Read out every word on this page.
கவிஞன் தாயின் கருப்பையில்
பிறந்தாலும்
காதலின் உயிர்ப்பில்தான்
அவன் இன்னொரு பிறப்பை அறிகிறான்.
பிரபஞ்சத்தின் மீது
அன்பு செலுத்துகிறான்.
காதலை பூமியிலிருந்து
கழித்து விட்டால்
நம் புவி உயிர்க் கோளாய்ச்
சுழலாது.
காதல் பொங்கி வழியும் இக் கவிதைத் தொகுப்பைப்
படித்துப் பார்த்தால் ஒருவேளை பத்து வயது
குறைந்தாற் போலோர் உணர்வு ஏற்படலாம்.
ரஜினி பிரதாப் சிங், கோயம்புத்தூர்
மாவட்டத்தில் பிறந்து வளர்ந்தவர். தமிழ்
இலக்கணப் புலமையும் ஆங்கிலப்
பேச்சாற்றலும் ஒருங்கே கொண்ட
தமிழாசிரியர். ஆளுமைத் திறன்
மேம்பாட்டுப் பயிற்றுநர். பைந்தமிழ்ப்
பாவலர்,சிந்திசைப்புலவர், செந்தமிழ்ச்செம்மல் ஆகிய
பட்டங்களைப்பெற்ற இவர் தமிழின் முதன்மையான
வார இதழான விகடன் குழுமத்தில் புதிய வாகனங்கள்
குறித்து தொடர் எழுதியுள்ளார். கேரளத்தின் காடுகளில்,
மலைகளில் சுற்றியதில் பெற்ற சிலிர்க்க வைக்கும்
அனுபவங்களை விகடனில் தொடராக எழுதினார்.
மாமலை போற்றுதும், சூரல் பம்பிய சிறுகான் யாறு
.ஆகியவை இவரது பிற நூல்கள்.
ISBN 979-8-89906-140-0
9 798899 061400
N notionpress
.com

What to work on =>
Please output the entire listing exactly as it stands.

Written solution =>
Read out every word on this page.
கவிஞன் தாயின் கருப்பையில்
பிறந்தாலும்
காதலின் உயிர்ப்பில்தான்
அவன் இன்னொரு பிறப்பை அறிகிறான்.
பிரபஞ்சத்தின் மீது
அன்பு செலுத்துகிறான்.
காதலை பூமியிலிருந்து
கழித்து விட்டால்
நம் புவி உயிர்க் கோளாய்ச்
சுழலாது.
காதல் பொங்கி வழியும் இக் கவிதைத் தொகுப்பைப்
படித்துப் பார்த்தால் ஒருவேளை பத்து வயது
குறைந்தாற் போலோர் உணர்வு ஏற்படலாம்.
ரஜினி பிரதாப் சிங், கோயம்புத்தூர்
மாவட்டத்தில் பிறந்து வளர்ந்தவர். தமிழ்
இலக்கணப் புலமையும் ஆங்கிலப்
பேச்சாற்றலும் ஒருங்கே கொண்ட
தமிழாசிரியர். ஆளுமைத் திறன்
மேம்பாட்டுப் பயிற்றுநர். பைந்தமிழ்ப்
பாவலர்,சிந்திசைப்புலவர், செந்தமிழ்ச்செம்மல் ஆகிய
பட்டங்களைப்பெற்ற இவர் தமிழின் முதன்மையான
வார இதழான விகடன் குழுமத்தில் புதிய வாகனங்கள்
குறித்து தொடர் எழுதியுள்ளார். கேரளத்தின் காடுகளில்,
மலைகளில் சுற்றியதில் பெற்ற சிலிர்க்க வைக்கும்
அனுபவங்களை விகடனில் தொடராக எழுதினார்.
மாமலை போற்றுதும், சூரல் பம்பிய சிறுகான் யாறு
.ஆகியவை இவரது பிற நூல்கள்.
ISBN 979-8-89906-140-0
9 798899 061400
N notionpress
.com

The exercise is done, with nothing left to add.